Collected data
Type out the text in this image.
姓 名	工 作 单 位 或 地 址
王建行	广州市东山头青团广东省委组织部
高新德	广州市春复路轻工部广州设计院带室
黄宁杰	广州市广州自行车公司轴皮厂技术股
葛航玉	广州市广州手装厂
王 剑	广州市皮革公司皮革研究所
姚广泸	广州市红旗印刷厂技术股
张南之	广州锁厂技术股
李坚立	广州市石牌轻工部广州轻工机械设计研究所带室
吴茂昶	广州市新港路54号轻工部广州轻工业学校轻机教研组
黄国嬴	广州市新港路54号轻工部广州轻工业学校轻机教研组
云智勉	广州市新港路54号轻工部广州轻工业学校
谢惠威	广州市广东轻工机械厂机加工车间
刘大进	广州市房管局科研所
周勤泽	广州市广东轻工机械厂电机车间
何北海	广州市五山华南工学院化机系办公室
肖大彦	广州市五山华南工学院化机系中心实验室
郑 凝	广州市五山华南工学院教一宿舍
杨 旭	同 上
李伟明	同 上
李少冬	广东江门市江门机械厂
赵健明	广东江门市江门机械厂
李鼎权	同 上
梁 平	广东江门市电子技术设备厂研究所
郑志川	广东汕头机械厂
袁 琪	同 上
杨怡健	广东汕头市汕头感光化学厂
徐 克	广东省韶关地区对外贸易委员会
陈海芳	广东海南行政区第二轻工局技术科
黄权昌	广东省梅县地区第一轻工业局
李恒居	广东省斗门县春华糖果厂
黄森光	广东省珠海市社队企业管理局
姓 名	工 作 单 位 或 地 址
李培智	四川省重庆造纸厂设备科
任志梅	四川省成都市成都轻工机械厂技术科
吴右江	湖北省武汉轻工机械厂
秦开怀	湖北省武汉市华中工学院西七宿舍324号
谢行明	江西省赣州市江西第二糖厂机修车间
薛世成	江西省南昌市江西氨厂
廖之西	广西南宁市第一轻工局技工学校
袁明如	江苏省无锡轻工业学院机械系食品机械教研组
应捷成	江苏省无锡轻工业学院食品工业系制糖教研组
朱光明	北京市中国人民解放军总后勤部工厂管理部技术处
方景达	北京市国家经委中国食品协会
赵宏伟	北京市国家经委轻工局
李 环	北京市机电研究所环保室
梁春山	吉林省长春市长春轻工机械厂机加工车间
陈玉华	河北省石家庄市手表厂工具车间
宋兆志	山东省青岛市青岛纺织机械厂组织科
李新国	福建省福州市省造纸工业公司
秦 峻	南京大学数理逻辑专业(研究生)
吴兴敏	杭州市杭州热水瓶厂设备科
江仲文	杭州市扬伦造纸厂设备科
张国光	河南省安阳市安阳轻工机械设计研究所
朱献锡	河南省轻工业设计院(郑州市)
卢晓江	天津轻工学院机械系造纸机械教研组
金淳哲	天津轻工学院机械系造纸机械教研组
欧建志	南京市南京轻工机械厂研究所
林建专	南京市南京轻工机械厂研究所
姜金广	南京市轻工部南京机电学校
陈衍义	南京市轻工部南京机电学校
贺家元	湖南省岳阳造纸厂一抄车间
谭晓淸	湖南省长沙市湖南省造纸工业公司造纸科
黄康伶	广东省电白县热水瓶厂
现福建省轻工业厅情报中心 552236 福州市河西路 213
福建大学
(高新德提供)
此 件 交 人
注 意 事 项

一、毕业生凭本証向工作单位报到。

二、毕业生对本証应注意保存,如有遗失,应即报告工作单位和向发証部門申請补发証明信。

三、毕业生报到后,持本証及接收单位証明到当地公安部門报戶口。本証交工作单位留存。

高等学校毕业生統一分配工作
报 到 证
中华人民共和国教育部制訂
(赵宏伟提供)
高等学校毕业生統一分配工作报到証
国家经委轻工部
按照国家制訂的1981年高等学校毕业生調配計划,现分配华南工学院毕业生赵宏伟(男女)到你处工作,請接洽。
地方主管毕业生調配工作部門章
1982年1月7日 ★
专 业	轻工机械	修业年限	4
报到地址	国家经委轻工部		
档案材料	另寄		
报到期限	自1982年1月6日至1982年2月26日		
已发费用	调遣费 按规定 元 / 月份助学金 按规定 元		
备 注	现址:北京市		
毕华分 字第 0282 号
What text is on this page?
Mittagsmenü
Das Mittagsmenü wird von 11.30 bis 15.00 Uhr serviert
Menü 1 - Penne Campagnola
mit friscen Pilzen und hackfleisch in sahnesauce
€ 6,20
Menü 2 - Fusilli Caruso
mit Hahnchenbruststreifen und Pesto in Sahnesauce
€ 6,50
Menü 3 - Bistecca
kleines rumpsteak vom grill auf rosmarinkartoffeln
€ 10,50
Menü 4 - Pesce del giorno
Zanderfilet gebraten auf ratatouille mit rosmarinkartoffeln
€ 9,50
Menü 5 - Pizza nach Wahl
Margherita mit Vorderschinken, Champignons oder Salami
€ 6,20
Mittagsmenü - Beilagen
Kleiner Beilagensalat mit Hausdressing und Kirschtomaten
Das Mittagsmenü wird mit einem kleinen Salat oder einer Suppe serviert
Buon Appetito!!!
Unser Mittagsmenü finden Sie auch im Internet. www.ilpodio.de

### [Given task]
Give back exactly the lines from the line containing "What text is on this page?" to the end of the entries, and no other lines.

### [Answer to the problem]
What text is on this page?
Mittagsmenü
Das Mittagsmenü wird von 11.30 bis 15.00 Uhr serviert
Menü 1 - Penne Campagnola
mit friscen Pilzen und hackfleisch in sahnesauce
€ 6,20
Menü 2 - Fusilli Caruso
mit Hahnchenbruststreifen und Pesto in Sahnesauce
€ 6,50
Menü 3 - Bistecca
kleines rumpsteak vom grill auf rosmarinkartoffeln
€ 10,50
Menü 4 - Pesce del giorno
Zanderfilet gebraten auf ratatouille mit rosmarinkartoffeln
€ 9,50
Menü 5 - Pizza nach Wahl
Margherita mit Vorderschinken, Champignons oder Salami
€ 6,20
Mittagsmenü - Beilagen
Kleiner Beilagensalat mit Hausdressing und Kirschtomaten
Das Mittagsmenü wird mit einem kleinen Salat oder einer Suppe serviert
Buon Appetito!!!
Unser Mittagsmenü finden Sie auch im Internet. www.ilpodio.de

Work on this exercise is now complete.